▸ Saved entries
┌────────

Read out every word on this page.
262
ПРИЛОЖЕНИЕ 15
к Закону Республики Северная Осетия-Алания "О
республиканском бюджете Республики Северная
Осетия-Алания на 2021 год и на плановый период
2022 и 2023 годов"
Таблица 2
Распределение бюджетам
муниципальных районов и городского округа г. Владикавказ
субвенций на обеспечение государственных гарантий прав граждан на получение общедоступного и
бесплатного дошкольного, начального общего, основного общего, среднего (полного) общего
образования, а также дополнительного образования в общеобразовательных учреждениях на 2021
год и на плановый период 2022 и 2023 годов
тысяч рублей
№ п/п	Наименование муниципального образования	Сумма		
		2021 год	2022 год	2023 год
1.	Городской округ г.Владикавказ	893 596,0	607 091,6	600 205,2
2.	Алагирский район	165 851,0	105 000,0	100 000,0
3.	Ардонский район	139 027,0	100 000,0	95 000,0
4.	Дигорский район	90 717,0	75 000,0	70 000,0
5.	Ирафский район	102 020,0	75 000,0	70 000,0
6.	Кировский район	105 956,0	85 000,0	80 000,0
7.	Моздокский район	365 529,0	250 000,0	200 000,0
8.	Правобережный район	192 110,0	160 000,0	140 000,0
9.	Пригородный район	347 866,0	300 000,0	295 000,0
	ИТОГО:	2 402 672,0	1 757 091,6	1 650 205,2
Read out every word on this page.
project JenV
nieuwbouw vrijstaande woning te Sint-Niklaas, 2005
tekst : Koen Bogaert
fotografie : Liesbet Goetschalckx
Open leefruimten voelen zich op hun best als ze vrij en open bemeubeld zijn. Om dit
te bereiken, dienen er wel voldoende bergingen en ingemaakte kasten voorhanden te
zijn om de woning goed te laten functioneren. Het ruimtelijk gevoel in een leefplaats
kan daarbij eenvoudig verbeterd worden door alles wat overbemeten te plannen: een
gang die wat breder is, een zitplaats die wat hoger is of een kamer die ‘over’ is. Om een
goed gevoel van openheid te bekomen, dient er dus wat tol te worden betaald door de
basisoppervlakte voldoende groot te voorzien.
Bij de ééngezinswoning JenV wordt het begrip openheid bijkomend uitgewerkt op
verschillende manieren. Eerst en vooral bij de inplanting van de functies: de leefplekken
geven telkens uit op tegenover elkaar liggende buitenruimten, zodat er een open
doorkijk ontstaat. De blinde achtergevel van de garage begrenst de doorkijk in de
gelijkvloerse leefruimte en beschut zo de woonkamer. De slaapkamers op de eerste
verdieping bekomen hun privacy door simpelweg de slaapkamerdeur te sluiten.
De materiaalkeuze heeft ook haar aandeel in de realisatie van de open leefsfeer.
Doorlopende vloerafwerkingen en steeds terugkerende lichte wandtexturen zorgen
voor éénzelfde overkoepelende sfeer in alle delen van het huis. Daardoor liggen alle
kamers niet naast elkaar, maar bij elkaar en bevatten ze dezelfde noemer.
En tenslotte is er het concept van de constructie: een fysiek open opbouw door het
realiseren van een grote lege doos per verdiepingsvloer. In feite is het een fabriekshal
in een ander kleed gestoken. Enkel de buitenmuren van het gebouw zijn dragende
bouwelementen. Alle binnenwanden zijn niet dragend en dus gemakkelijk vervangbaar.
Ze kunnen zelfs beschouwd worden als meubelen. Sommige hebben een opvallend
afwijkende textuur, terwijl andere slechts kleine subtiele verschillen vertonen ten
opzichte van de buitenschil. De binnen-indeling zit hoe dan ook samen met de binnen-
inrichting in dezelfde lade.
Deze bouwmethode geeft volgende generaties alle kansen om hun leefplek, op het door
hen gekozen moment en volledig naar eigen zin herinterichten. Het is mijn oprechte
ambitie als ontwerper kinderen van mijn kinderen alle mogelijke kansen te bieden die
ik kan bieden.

└────────

▸ Goal of the exercise
Extract the data in full. Keep it word for word.

▸ The answer
Read out every word on this page.
262
ПРИЛОЖЕНИЕ 15
к Закону Республики Северная Осетия-Алания "О
республиканском бюджете Республики Северная
Осетия-Алания на 2021 год и на плановый период
2022 и 2023 годов"
Таблица 2
Распределение бюджетам
муниципальных районов и городского округа г. Владикавказ
субвенций на обеспечение государственных гарантий прав граждан на получение общедоступного и
бесплатного дошкольного, начального общего, основного общего, среднего (полного) общего
образования, а также дополнительного образования в общеобразовательных учреждениях на 2021
год и на плановый период 2022 и 2023 годов
тысяч рублей
№ п/п	Наименование муниципального образования	Сумма		
		2021 год	2022 год	2023 год
1.	Городской округ г.Владикавказ	893 596,0	607 091,6	600 205,2
2.	Алагирский район	165 851,0	105 000,0	100 000,0
3.	Ардонский район	139 027,0	100 000,0	95 000,0
4.	Дигорский район	90 717,0	75 000,0	70 000,0
5.	Ирафский район	102 020,0	75 000,0	70 000,0
6.	Кировский район	105 956,0	85 000,0	80 000,0
7.	Моздокский район	365 529,0	250 000,0	200 000,0
8.	Правобережный район	192 110,0	160 000,0	140 000,0
9.	Пригородный район	347 866,0	300 000,0	295 000,0
	ИТОГО:	2 402 672,0	1 757 091,6	1 650 205,2
Read out every word on this page.
project JenV
nieuwbouw vrijstaande woning te Sint-Niklaas, 2005
tekst : Koen Bogaert
fotografie : Liesbet Goetschalckx
Open leefruimten voelen zich op hun best als ze vrij en open bemeubeld zijn. Om dit
te bereiken, dienen er wel voldoende bergingen en ingemaakte kasten voorhanden te
zijn om de woning goed te laten functioneren. Het ruimtelijk gevoel in een leefplaats
kan daarbij eenvoudig verbeterd worden door alles wat overbemeten te plannen: een
gang die wat breder is, een zitplaats die wat hoger is of een kamer die ‘over’ is. Om een
goed gevoel van openheid te bekomen, dient er dus wat tol te worden betaald door de
basisoppervlakte voldoende groot te voorzien.
Bij de ééngezinswoning JenV wordt het begrip openheid bijkomend uitgewerkt op
verschillende manieren. Eerst en vooral bij de inplanting van de functies: de leefplekken
geven telkens uit op tegenover elkaar liggende buitenruimten, zodat er een open
doorkijk ontstaat. De blinde achtergevel van de garage begrenst de doorkijk in de
gelijkvloerse leefruimte en beschut zo de woonkamer. De slaapkamers op de eerste
verdieping bekomen hun privacy door simpelweg de slaapkamerdeur te sluiten.
De materiaalkeuze heeft ook haar aandeel in de realisatie van de open leefsfeer.
Doorlopende vloerafwerkingen en steeds terugkerende lichte wandtexturen zorgen
voor éénzelfde overkoepelende sfeer in alle delen van het huis. Daardoor liggen alle
kamers niet naast elkaar, maar bij elkaar en bevatten ze dezelfde noemer.
En tenslotte is er het concept van de constructie: een fysiek open opbouw door het
realiseren van een grote lege doos per verdiepingsvloer. In feite is het een fabriekshal
in een ander kleed gestoken. Enkel de buitenmuren van het gebouw zijn dragende
bouwelementen. Alle binnenwanden zijn niet dragend en dus gemakkelijk vervangbaar.
Ze kunnen zelfs beschouwd worden als meubelen. Sommige hebben een opvallend
afwijkende textuur, terwijl andere slechts kleine subtiele verschillen vertonen ten
opzichte van de buitenschil. De binnen-indeling zit hoe dan ook samen met de binnen-
inrichting in dezelfde lade.
Deze bouwmethode geeft volgende generaties alle kansen om hun leefplek, op het door
hen gekozen moment en volledig naar eigen zin herinterichten. Het is mijn oprechte
ambitie als ontwerper kinderen van mijn kinderen alle mogelijke kansen te bieden die
ik kan bieden.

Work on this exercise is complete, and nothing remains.